### Work to be completed
What lines of the data below include the word "JSON"? Report them by copying each.

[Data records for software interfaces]

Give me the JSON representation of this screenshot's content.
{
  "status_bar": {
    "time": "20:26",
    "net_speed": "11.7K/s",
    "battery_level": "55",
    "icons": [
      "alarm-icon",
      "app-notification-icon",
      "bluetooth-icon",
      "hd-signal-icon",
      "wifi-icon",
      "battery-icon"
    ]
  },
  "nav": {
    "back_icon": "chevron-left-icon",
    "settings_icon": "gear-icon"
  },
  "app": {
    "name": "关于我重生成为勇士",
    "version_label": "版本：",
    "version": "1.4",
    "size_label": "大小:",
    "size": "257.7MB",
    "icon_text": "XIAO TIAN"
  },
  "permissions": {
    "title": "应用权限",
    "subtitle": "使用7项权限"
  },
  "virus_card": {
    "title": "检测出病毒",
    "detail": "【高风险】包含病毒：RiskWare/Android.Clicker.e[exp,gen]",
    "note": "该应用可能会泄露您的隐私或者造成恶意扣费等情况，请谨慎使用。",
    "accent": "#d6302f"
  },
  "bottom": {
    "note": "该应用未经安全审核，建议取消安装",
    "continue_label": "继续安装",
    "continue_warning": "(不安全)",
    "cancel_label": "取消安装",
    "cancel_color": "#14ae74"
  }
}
...
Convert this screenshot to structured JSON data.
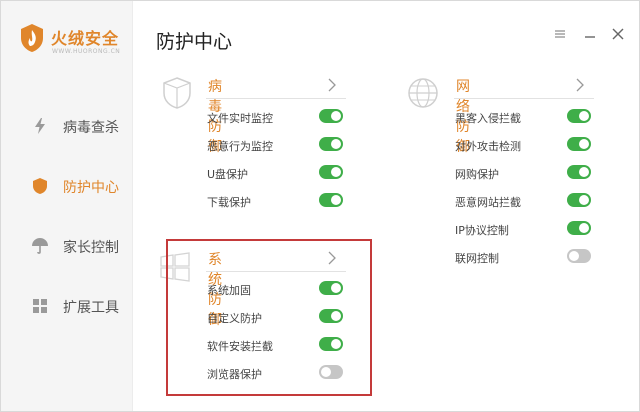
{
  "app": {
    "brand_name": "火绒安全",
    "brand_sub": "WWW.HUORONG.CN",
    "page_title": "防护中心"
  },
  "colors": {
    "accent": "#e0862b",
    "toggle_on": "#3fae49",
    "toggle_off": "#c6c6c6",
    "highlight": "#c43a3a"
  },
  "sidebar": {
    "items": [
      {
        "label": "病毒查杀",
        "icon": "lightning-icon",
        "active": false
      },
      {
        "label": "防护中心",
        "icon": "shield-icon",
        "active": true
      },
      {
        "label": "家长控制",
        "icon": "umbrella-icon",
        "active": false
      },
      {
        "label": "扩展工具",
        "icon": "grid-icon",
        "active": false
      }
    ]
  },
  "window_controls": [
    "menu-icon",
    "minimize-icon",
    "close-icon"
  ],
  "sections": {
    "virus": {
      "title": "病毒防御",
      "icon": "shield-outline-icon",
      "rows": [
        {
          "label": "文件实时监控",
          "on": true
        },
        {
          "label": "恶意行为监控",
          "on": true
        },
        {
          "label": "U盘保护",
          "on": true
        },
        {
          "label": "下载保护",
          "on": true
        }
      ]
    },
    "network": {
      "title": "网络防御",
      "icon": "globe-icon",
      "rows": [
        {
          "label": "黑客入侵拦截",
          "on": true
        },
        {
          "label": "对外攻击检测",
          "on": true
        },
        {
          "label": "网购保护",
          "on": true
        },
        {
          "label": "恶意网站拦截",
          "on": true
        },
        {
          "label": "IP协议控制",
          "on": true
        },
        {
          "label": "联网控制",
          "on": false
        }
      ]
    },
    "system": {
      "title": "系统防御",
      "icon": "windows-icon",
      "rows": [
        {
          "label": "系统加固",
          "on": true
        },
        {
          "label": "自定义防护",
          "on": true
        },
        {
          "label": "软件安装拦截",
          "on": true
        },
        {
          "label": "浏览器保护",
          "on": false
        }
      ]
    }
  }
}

### Answer to the exercise
Give me the JSON representation of this screenshot's content.
Convert this screenshot to structured JSON data.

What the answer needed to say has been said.